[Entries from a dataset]
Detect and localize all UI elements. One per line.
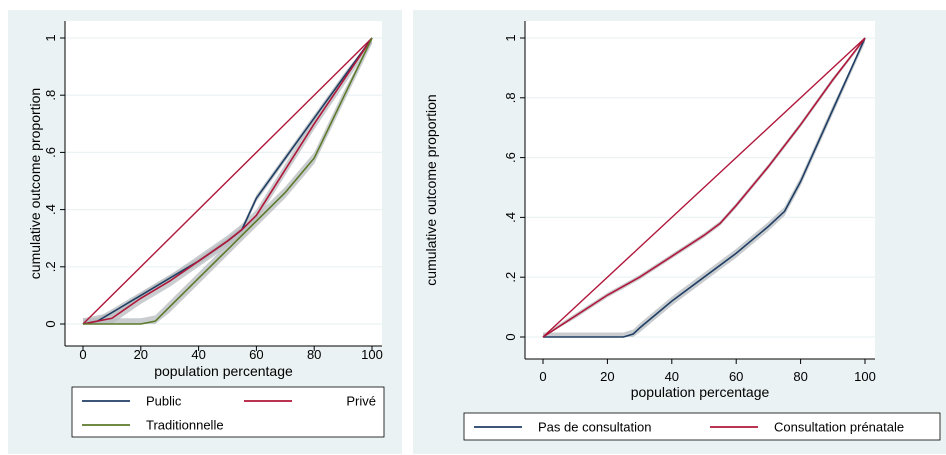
x-tick-label: 40 xyxy=(665,369,679,384)
y-tick-label: 0 xyxy=(503,333,518,340)
legend-box xyxy=(71,386,385,438)
y-tick-label: .8 xyxy=(503,92,518,103)
series-line xyxy=(543,37,866,338)
x-tick-label: 0 xyxy=(539,369,546,384)
legend-label: Public xyxy=(146,394,182,409)
y-tick-label: 1 xyxy=(43,34,58,41)
x-tick-label: 80 xyxy=(793,369,807,384)
y-axis-title: cumulative outcome proportion xyxy=(423,94,439,285)
x-tick-label: 40 xyxy=(191,347,205,362)
left-chart: 0 20 40 60 80 100 population percentage 0 .2 .4 .6… xyxy=(27,21,385,438)
y-tick-label: 0 xyxy=(43,320,58,327)
x-tick-label: 0 xyxy=(79,347,86,362)
series-line xyxy=(542,37,866,338)
series-line xyxy=(83,37,373,325)
x-tick-label: 20 xyxy=(600,369,614,384)
legend-label: Traditionnelle xyxy=(146,418,224,433)
x-tick-label: 100 xyxy=(854,369,876,384)
y-tick-label: .4 xyxy=(43,204,58,215)
plot-area xyxy=(525,21,875,359)
x-axis-title: population percentage xyxy=(631,384,770,400)
y-tick-label: 1 xyxy=(503,34,518,41)
y-tick-label: .6 xyxy=(43,147,58,158)
x-tick-label: 60 xyxy=(729,369,743,384)
legend-label: Privé xyxy=(346,394,376,409)
equality-line xyxy=(82,37,373,325)
x-tick-label: 20 xyxy=(134,347,148,362)
equality-line xyxy=(542,37,866,338)
x-axis-title: population percentage xyxy=(154,363,293,379)
y-axis-title: cumulative outcome proportion xyxy=(27,88,43,279)
y-tick-label: .6 xyxy=(503,152,518,163)
x-tick-label: 100 xyxy=(361,347,383,362)
right-chart: 0 20 40 60 80 100 population percentage 0 .2 .4 .6… xyxy=(423,21,941,441)
y-tick-label: .4 xyxy=(503,212,518,223)
y-tick-label: .8 xyxy=(43,90,58,101)
y-tick-label: .2 xyxy=(503,272,518,283)
y-tick-label: .2 xyxy=(43,261,58,272)
x-tick-label: 80 xyxy=(307,347,321,362)
legend-label: Consultation prénatale xyxy=(774,420,904,435)
legend-label: Pas de consultation xyxy=(538,420,651,435)
series-line xyxy=(82,37,373,325)
plot-area xyxy=(65,21,382,346)
legend-box xyxy=(463,412,941,441)
x-tick-label: 60 xyxy=(249,347,263,362)
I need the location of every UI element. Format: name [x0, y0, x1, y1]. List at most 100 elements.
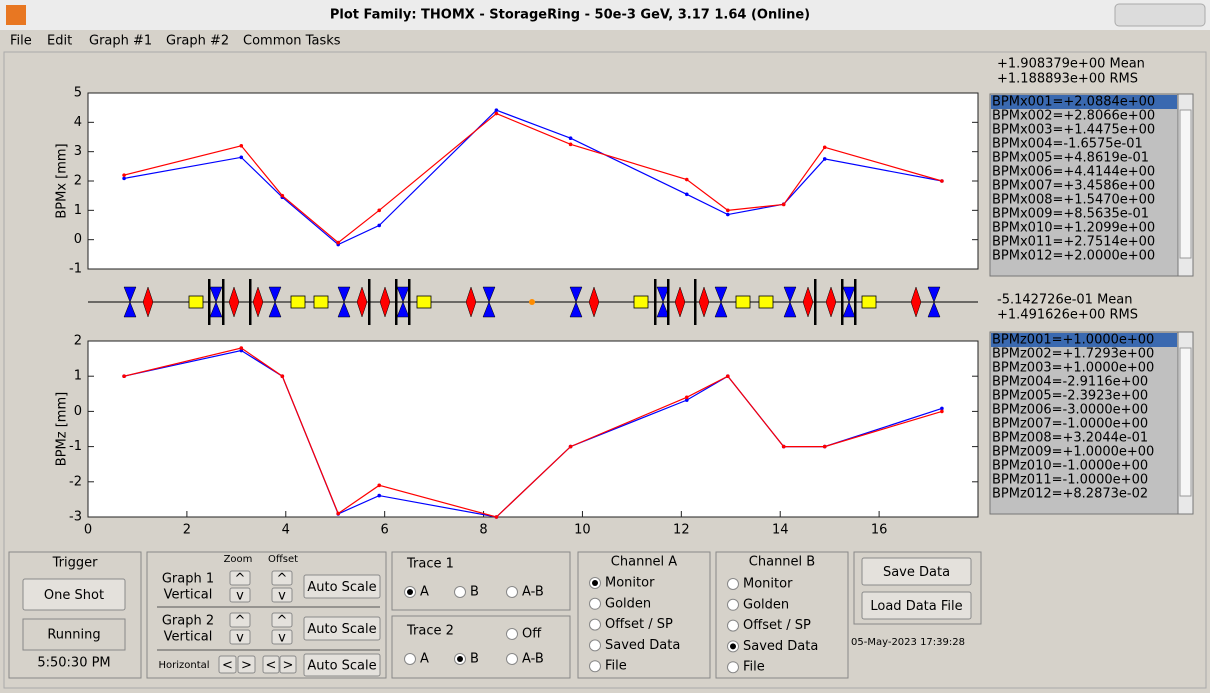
y-tick-label: 1: [74, 369, 82, 384]
trace2-off[interactable]: [506, 628, 518, 640]
zoom-right[interactable]: [237, 655, 256, 674]
series-point: [494, 108, 499, 112]
offset-left[interactable]: [262, 655, 280, 674]
auto-scale-label: Auto Scale: [307, 622, 376, 637]
listbox[interactable]: [989, 331, 1179, 515]
series-point: [568, 444, 573, 449]
zoom-up-label: ^: [235, 572, 246, 587]
channel-radio[interactable]: [589, 618, 601, 631]
list-item: BPMx010=+1.2099e+00: [992, 221, 1155, 236]
rms-label: +1.491626e+00 RMS: [997, 308, 1138, 323]
dipole: [667, 279, 670, 325]
channel-radio[interactable]: [727, 578, 739, 590]
offset-up[interactable]: [271, 612, 293, 628]
channel-radio-label: File: [605, 659, 627, 674]
series-point: [239, 155, 244, 160]
zoom-up[interactable]: [229, 570, 251, 586]
offset-left-label: <: [266, 658, 277, 673]
zoom-up[interactable]: [229, 612, 251, 628]
quadrupole: [927, 286, 941, 318]
list-item: BPMz005=-2.3923e+00: [992, 389, 1148, 404]
trace1-radio-dot: [407, 589, 413, 595]
x-tick-label: 4: [282, 523, 290, 538]
offset-up[interactable]: [271, 570, 293, 586]
channel-radio[interactable]: [727, 661, 739, 674]
zoom-down[interactable]: [229, 629, 251, 645]
series-point: [336, 511, 340, 516]
window-controls[interactable]: [1114, 3, 1206, 27]
status-box: [22, 618, 126, 651]
dipole: [368, 279, 371, 325]
save-button[interactable]: [861, 557, 972, 586]
trace1-radio-label: A: [420, 585, 429, 600]
scroll-thumb[interactable]: [1179, 347, 1192, 497]
load-button[interactable]: [861, 591, 972, 620]
time-text: 5:50:30 PM: [37, 656, 110, 671]
listbox[interactable]: [989, 93, 1179, 277]
offset-down[interactable]: [271, 629, 293, 645]
channel-radio-label: Golden: [743, 597, 789, 612]
trace2-radio-label: A: [420, 652, 429, 667]
channel-radio[interactable]: [727, 598, 739, 611]
y-tick-label: 0: [74, 404, 82, 419]
menu-item: Common Tasks: [243, 34, 341, 49]
trace1-radio[interactable]: [506, 586, 518, 598]
sextupole: [802, 286, 814, 318]
y-tick-label: -1: [69, 439, 82, 454]
offset-down-label: v: [278, 631, 286, 646]
y-tick-label: 5: [74, 86, 82, 101]
dipole: [654, 279, 657, 325]
list-item: BPMz009=+1.0000e+00: [992, 445, 1154, 460]
auto-scale[interactable]: [303, 574, 381, 599]
series-point: [822, 145, 827, 150]
series-point: [822, 444, 827, 449]
mean-label: -5.142726e-01 Mean: [997, 293, 1133, 308]
channel-radio[interactable]: [727, 619, 739, 632]
dipole: [249, 279, 252, 325]
channel-radio[interactable]: [589, 660, 601, 673]
series-point: [377, 483, 382, 488]
save-button-label: Save Data: [883, 565, 950, 580]
trace1-radio[interactable]: [454, 586, 466, 598]
y-tick-label: 2: [74, 334, 82, 349]
channel-radio[interactable]: [589, 639, 601, 652]
list-item: BPMx008=+1.5470e+00: [992, 193, 1155, 208]
y-tick-label: 3: [74, 144, 82, 159]
zoom-left[interactable]: [218, 655, 237, 674]
zoom-left-label: <: [222, 658, 233, 673]
auto-scale[interactable]: [303, 616, 381, 641]
sextupole: [698, 286, 710, 318]
channel-radio-dot: [592, 580, 598, 586]
window-title: Plot Family: THOMX - StorageRing - 50e-3…: [330, 8, 810, 23]
y-tick-label: -2: [69, 474, 82, 489]
zoom-down[interactable]: [229, 587, 251, 603]
trace2-off-label: Off: [522, 627, 542, 642]
y-tick-label: -3: [69, 510, 82, 525]
load-button-label: Load Data File: [870, 599, 962, 614]
series-point: [940, 179, 944, 183]
series-point: [122, 374, 126, 379]
x-tick-label: 6: [381, 523, 389, 538]
list-item: BPMx003=+1.4475e+00: [992, 123, 1155, 138]
trace2-radio-label: B: [470, 652, 479, 667]
trace2-radio[interactable]: [404, 653, 416, 665]
channel-radio[interactable]: [589, 597, 601, 610]
series-point: [280, 374, 285, 379]
scroll-thumb[interactable]: [1179, 109, 1192, 259]
auto-scale[interactable]: [303, 653, 381, 677]
series-point: [684, 395, 689, 400]
series-line: [123, 112, 943, 244]
x-tick-label: 12: [673, 523, 690, 538]
status-text: Running: [47, 628, 100, 643]
one-shot-button[interactable]: [22, 578, 126, 611]
offset-right[interactable]: [279, 655, 297, 674]
channel-title: Channel A: [611, 555, 678, 570]
trace2-radio[interactable]: [506, 653, 518, 665]
list-item: BPMz001=+1.0000e+00: [992, 333, 1154, 348]
series-line: [123, 347, 943, 518]
offset-right-label: >: [283, 658, 294, 673]
series-point: [122, 176, 126, 181]
offset-down[interactable]: [271, 587, 293, 603]
series-point: [494, 111, 499, 116]
sextupole: [379, 286, 391, 318]
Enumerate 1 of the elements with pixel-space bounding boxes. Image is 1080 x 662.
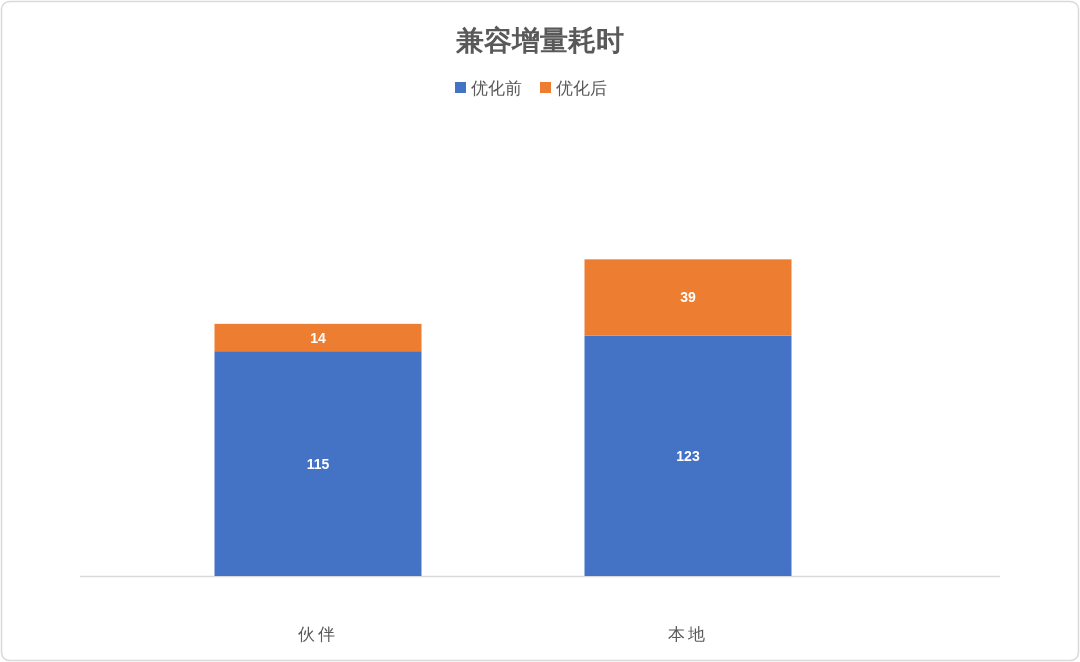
title: 兼容增量耗时 bbox=[456, 25, 624, 56]
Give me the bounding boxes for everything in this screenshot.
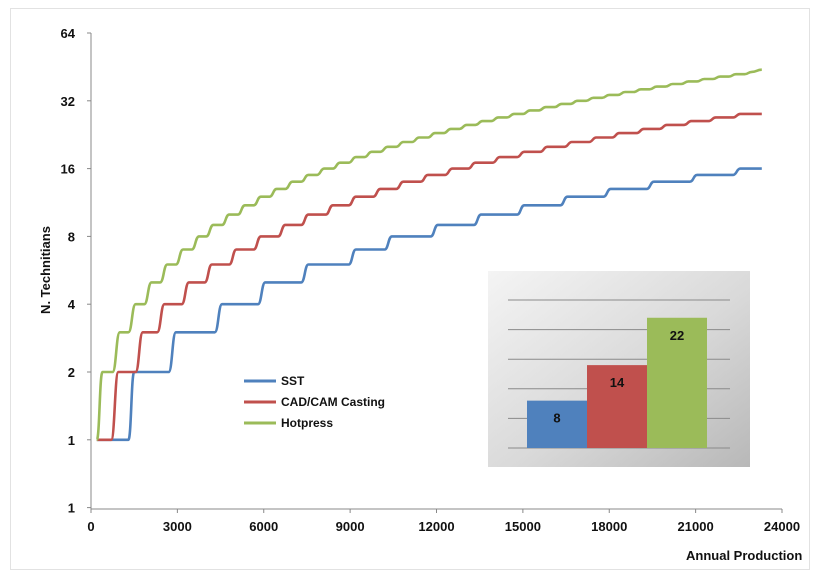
series-lines — [95, 68, 762, 442]
y-axis-title: N. Technitians — [38, 226, 53, 314]
inset-bar-value: 14 — [610, 375, 625, 390]
y-tick-label: 16 — [61, 162, 75, 177]
y-tick-label: 2 — [68, 365, 75, 380]
inset-bar — [587, 365, 647, 448]
series-line-sst — [96, 167, 762, 442]
x-tick-label: 12000 — [418, 519, 454, 534]
series-line-cad-cam-casting — [96, 112, 762, 442]
y-tick-label: 8 — [68, 229, 75, 244]
legend-label: CAD/CAM Casting — [281, 395, 385, 409]
inset-bar — [647, 317, 707, 448]
x-tick-label: 6000 — [249, 519, 278, 534]
x-tick-label: 15000 — [505, 519, 541, 534]
x-tick-label: 9000 — [336, 519, 365, 534]
y-tick-label: 64 — [61, 26, 76, 41]
inset-bars: 8 14 22 — [527, 317, 707, 448]
x-tick-label: 24000 — [764, 519, 800, 534]
x-tick-labels: 0 3000 6000 9000 12000 15000 18000 21000 24000 — [87, 509, 800, 534]
inset-bar-chart: 8 14 22 — [488, 271, 750, 467]
y-tick-label: 4 — [68, 297, 76, 312]
y-tick-label: 32 — [61, 94, 75, 109]
inset-bar — [527, 400, 587, 448]
legend-label: SST — [281, 374, 305, 388]
y-tick-label: 1 — [68, 433, 75, 448]
x-tick-label: 3000 — [163, 519, 192, 534]
legend: SST CAD/CAM Casting Hotpress — [244, 374, 385, 430]
x-tick-label: 0 — [87, 519, 94, 534]
x-tick-label: 21000 — [678, 519, 714, 534]
inset-bar-value: 8 — [553, 411, 560, 426]
legend-label: Hotpress — [281, 416, 333, 430]
y-tick-labels: 1 1 2 4 8 16 32 64 — [61, 26, 91, 516]
y-tick-label: 1 — [68, 501, 75, 516]
series-line-hotpress — [95, 68, 762, 442]
x-tick-label: 18000 — [591, 519, 627, 534]
inset-bar-value: 22 — [670, 328, 684, 343]
x-axis-title: Annual Production — [686, 548, 802, 563]
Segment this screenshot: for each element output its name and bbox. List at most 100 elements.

*Directions for this task*.
Print everything in the listing from the line containing "x-tick-label: 40 xyxy=(665,369,679,384)" down to the line containing "I need the location", both included, reproducing each line character for character.

*Reply*.
x-tick-label: 40 xyxy=(665,369,679,384)
y-tick-label: 0 xyxy=(503,333,518,340)
legend-box xyxy=(71,386,385,438)
y-tick-label: .8 xyxy=(503,92,518,103)
series-line xyxy=(543,37,866,338)
x-tick-label: 0 xyxy=(539,369,546,384)
legend-label: Public xyxy=(146,394,182,409)
y-tick-label: 1 xyxy=(43,34,58,41)
x-tick-label: 80 xyxy=(793,369,807,384)
y-axis-title: cumulative outcome proportion xyxy=(423,94,439,285)
x-tick-label: 40 xyxy=(191,347,205,362)
left-chart: 0 20 40 60 80 100 population percentage 0 .2 .4 .6… xyxy=(27,21,385,438)
y-tick-label: 0 xyxy=(43,320,58,327)
x-tick-label: 0 xyxy=(79,347,86,362)
series-line xyxy=(542,37,866,338)
series-line xyxy=(83,37,373,325)
x-tick-label: 20 xyxy=(600,369,614,384)
legend-label: Traditionnelle xyxy=(146,418,224,433)
x-tick-label: 100 xyxy=(854,369,876,384)
y-tick-label: .4 xyxy=(43,204,58,215)
plot-area xyxy=(525,21,875,359)
x-axis-title: population percentage xyxy=(631,384,770,400)
y-tick-label: 1 xyxy=(503,34,518,41)
y-tick-label: .6 xyxy=(43,147,58,158)
x-tick-label: 60 xyxy=(729,369,743,384)
legend-label: Privé xyxy=(346,394,376,409)
equality-line xyxy=(82,37,373,325)
x-tick-label: 20 xyxy=(134,347,148,362)
equality-line xyxy=(542,37,866,338)
x-axis-title: population percentage xyxy=(154,363,293,379)
y-axis-title: cumulative outcome proportion xyxy=(27,88,43,279)
y-tick-label: .6 xyxy=(503,152,518,163)
x-tick-label: 100 xyxy=(361,347,383,362)
right-chart: 0 20 40 60 80 100 population percentage 0 .2 .4 .6… xyxy=(423,21,941,441)
y-tick-label: .4 xyxy=(503,212,518,223)
y-tick-label: .8 xyxy=(43,90,58,101)
y-tick-label: .2 xyxy=(503,272,518,283)
y-tick-label: .2 xyxy=(43,261,58,272)
x-tick-label: 80 xyxy=(307,347,321,362)
legend-label: Consultation prénatale xyxy=(774,420,904,435)
legend-label: Pas de consultation xyxy=(538,420,651,435)
series-line xyxy=(82,37,373,325)
plot-area xyxy=(65,21,382,346)
legend-box xyxy=(463,412,941,441)
x-tick-label: 60 xyxy=(249,347,263,362)
I need the location of every UI element. Format: name [x0, y0, x1, y1]. List at most 100 elements.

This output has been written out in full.